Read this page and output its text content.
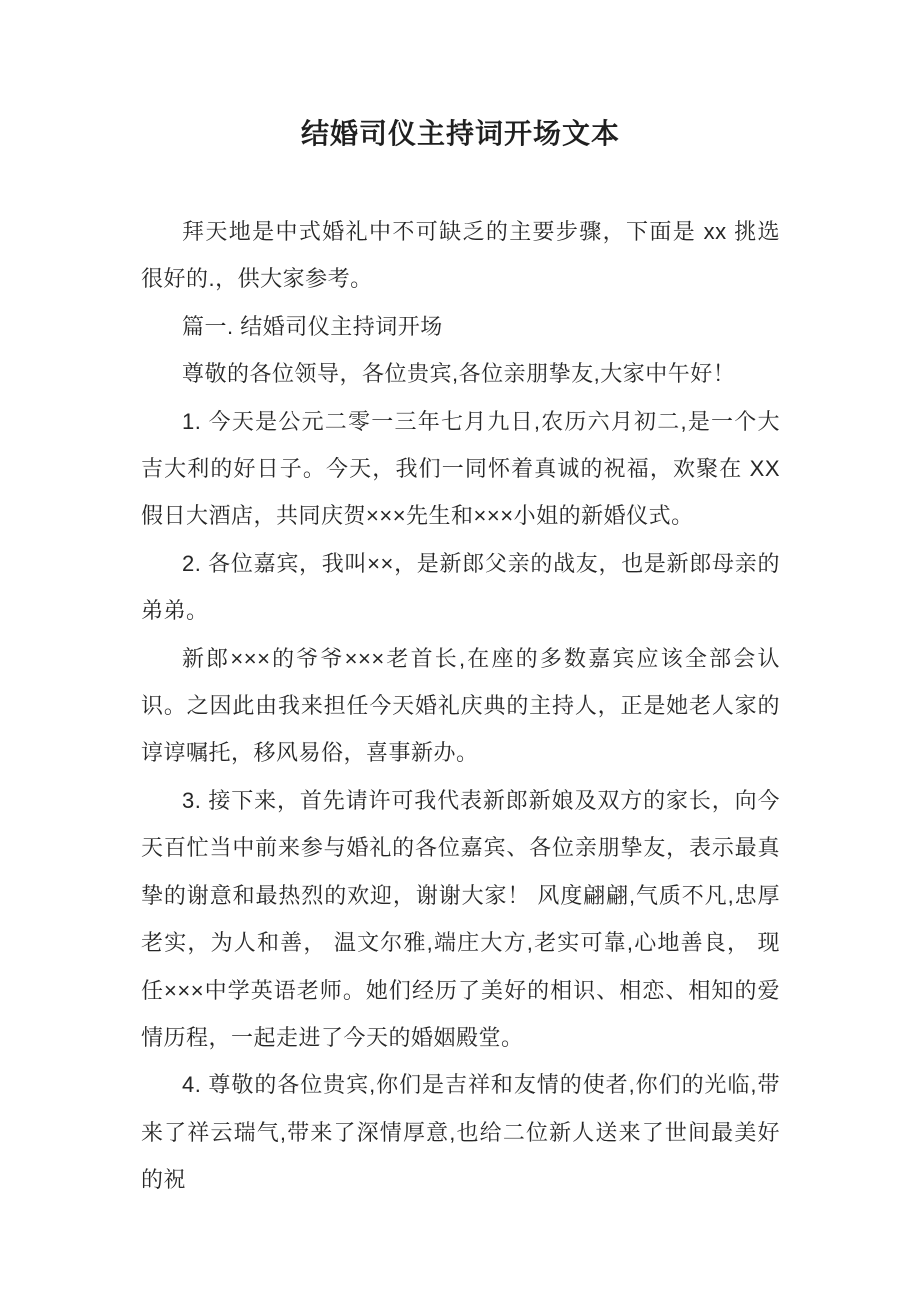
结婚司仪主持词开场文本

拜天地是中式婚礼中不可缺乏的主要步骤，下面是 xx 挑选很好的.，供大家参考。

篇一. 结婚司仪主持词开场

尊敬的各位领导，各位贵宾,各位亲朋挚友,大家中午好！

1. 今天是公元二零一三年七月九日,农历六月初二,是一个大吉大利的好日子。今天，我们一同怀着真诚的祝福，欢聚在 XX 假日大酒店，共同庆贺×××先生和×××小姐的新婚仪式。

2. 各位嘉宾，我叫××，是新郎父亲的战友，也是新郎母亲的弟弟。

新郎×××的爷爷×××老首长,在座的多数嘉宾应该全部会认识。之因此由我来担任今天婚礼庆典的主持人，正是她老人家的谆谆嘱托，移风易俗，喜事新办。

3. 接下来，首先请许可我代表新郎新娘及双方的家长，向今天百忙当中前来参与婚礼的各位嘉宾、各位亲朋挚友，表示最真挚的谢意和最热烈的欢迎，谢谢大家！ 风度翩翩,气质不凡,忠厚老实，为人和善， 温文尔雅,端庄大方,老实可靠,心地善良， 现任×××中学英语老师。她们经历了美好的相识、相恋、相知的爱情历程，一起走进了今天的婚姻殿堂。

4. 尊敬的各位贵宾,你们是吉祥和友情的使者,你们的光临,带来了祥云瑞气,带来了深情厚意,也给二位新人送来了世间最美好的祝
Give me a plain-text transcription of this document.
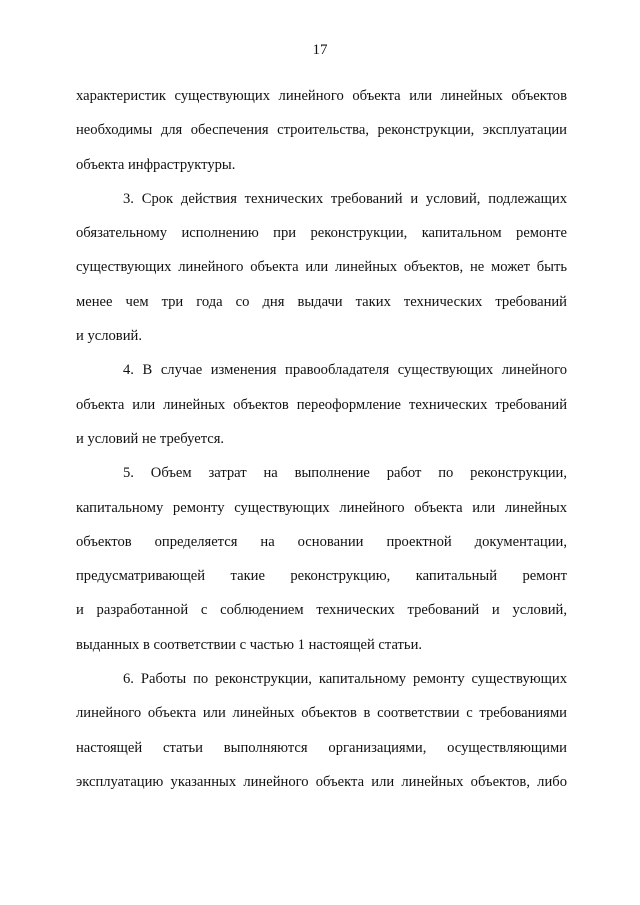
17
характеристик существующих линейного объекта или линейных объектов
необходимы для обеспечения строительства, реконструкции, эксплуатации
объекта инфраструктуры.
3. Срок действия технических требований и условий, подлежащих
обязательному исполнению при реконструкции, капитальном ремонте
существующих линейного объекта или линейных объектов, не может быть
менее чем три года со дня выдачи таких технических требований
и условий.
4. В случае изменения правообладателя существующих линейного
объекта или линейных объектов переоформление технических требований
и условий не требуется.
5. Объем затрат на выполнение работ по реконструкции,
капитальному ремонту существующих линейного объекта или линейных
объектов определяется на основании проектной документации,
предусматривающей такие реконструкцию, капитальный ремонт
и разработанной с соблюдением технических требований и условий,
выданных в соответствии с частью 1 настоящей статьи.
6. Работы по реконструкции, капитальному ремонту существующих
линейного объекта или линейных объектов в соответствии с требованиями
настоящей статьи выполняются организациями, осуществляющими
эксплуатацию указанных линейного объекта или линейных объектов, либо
* * *
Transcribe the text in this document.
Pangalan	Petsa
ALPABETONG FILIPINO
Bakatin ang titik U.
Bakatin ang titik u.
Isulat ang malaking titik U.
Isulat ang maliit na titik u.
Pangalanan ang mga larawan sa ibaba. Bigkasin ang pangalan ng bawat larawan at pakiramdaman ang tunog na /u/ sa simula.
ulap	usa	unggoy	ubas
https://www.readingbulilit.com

GIVEN INSTRUCTION:
Go through the listing above and list every line that has the word "объекта".

SOLVED EXERCISE:
характеристик существующих линейного объекта или линейных объектов
объекта инфраструктуры.
существующих линейного объекта или линейных объектов, не может быть
объекта или линейных объектов переоформление технических требований
капитальному ремонту существующих линейного объекта или линейных
линейного объекта или линейных объектов в соответствии с требованиями
эксплуатацию указанных линейного объекта или линейных объектов, либо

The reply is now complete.